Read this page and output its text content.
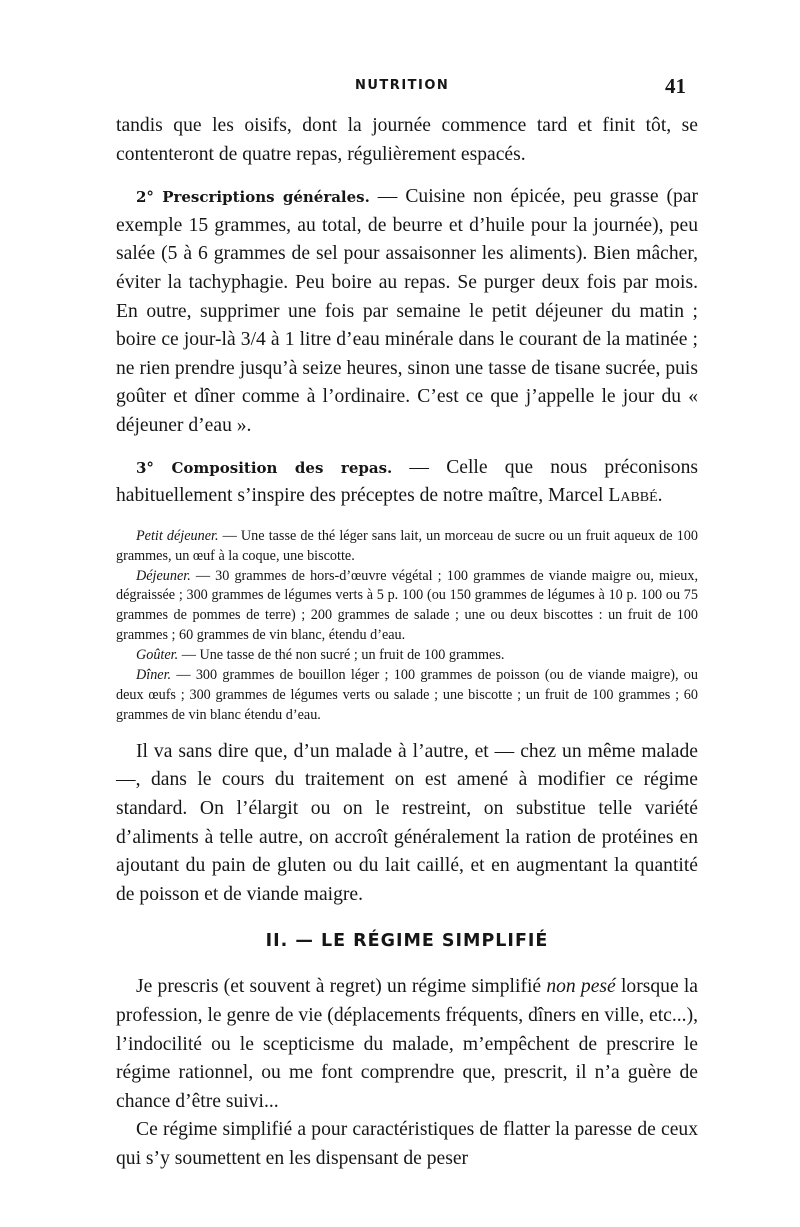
NUTRITION	41

tandis que les oisifs, dont la journée commence tard et finit tôt, se contenteront de quatre repas, régulièrement espacés.

2° Prescriptions générales. — Cuisine non épicée, peu grasse (par exemple 15 grammes, au total, de beurre et d’huile pour la journée), peu salée (5 à 6 grammes de sel pour assaisonner les aliments). Bien mâcher, éviter la tachyphagie. Peu boire au repas. Se purger deux fois par mois. En outre, supprimer une fois par semaine le petit déjeuner du matin ; boire ce jour-là 3/4 à 1 litre d’eau minérale dans le courant de la matinée ; ne rien prendre jusqu’à seize heures, sinon une tasse de tisane sucrée, puis goûter et dîner comme à l’ordinaire. C’est ce que j’appelle le jour du « déjeuner d’eau ».

3° Composition des repas. — Celle que nous préconisons habituellement s’inspire des préceptes de notre maître, Marcel Labbé.

Petit déjeuner. — Une tasse de thé léger sans lait, un morceau de sucre ou un fruit aqueux de 100 grammes, un œuf à la coque, une biscotte.

Déjeuner. — 30 grammes de hors-d’œuvre végétal ; 100 grammes de viande maigre ou, mieux, dégraissée ; 300 grammes de légumes verts à 5 p. 100 (ou 150 grammes de légumes à 10 p. 100 ou 75 grammes de pommes de terre) ; 200 grammes de salade ; une ou deux biscottes : un fruit de 100 grammes ; 60 grammes de vin blanc, étendu d’eau.

Goûter. — Une tasse de thé non sucré ; un fruit de 100 grammes.

Dîner. — 300 grammes de bouillon léger ; 100 grammes de poisson (ou de viande maigre), ou deux œufs ; 300 grammes de légumes verts ou salade ; une biscotte ; un fruit de 100 grammes ; 60 grammes de vin blanc étendu d’eau.

Il va sans dire que, d’un malade à l’autre, et — chez un même malade —, dans le cours du traitement on est amené à modifier ce régime standard. On l’élargit ou on le restreint, on substitue telle variété d’aliments à telle autre, on accroît généralement la ration de protéines en ajoutant du pain de gluten ou du lait caillé, et en augmentant la quantité de poisson et de viande maigre.

II. — LE RÉGIME SIMPLIFIÉ

Je prescris (et souvent à regret) un régime simplifié non pesé lorsque la profession, le genre de vie (déplacements fréquents, dîners en ville, etc...), l’indocilité ou le scepticisme du malade, m’empêchent de prescrire le régime rationnel, ou me font comprendre que, prescrit, il n’a guère de chance d’être suivi...

Ce régime simplifié a pour caractéristiques de flatter la paresse de ceux qui s’y soumettent en les dispensant de peser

━━━━━━━━

- **What you will do**:
Omitting all images, print the listing exactly.

- **Complete answer**:
Read this page and output its text content.
NUTRITION	41

tandis que les oisifs, dont la journée commence tard et finit tôt, se contenteront de quatre repas, régulièrement espacés.

2° Prescriptions générales. — Cuisine non épicée, peu grasse (par exemple 15 grammes, au total, de beurre et d’huile pour la journée), peu salée (5 à 6 grammes de sel pour assaisonner les aliments). Bien mâcher, éviter la tachyphagie. Peu boire au repas. Se purger deux fois par mois. En outre, supprimer une fois par semaine le petit déjeuner du matin ; boire ce jour-là 3/4 à 1 litre d’eau minérale dans le courant de la matinée ; ne rien prendre jusqu’à seize heures, sinon une tasse de tisane sucrée, puis goûter et dîner comme à l’ordinaire. C’est ce que j’appelle le jour du « déjeuner d’eau ».

3° Composition des repas. — Celle que nous préconisons habituellement s’inspire des préceptes de notre maître, Marcel Labbé.

Petit déjeuner. — Une tasse de thé léger sans lait, un morceau de sucre ou un fruit aqueux de 100 grammes, un œuf à la coque, une biscotte.

Déjeuner. — 30 grammes de hors-d’œuvre végétal ; 100 grammes de viande maigre ou, mieux, dégraissée ; 300 grammes de légumes verts à 5 p. 100 (ou 150 grammes de légumes à 10 p. 100 ou 75 grammes de pommes de terre) ; 200 grammes de salade ; une ou deux biscottes : un fruit de 100 grammes ; 60 grammes de vin blanc, étendu d’eau.

Goûter. — Une tasse de thé non sucré ; un fruit de 100 grammes.

Dîner. — 300 grammes de bouillon léger ; 100 grammes de poisson (ou de viande maigre), ou deux œufs ; 300 grammes de légumes verts ou salade ; une biscotte ; un fruit de 100 grammes ; 60 grammes de vin blanc étendu d’eau.

Il va sans dire que, d’un malade à l’autre, et — chez un même malade —, dans le cours du traitement on est amené à modifier ce régime standard. On l’élargit ou on le restreint, on substitue telle variété d’aliments à telle autre, on accroît généralement la ration de protéines en ajoutant du pain de gluten ou du lait caillé, et en augmentant la quantité de poisson et de viande maigre.

II. — LE RÉGIME SIMPLIFIÉ

Je prescris (et souvent à regret) un régime simplifié non pesé lorsque la profession, le genre de vie (déplacements fréquents, dîners en ville, etc...), l’indocilité ou le scepticisme du malade, m’empêchent de prescrire le régime rationnel, ou me font comprendre que, prescrit, il n’a guère de chance d’être suivi...

Ce régime simplifié a pour caractéristiques de flatter la paresse de ceux qui s’y soumettent en les dispensant de peser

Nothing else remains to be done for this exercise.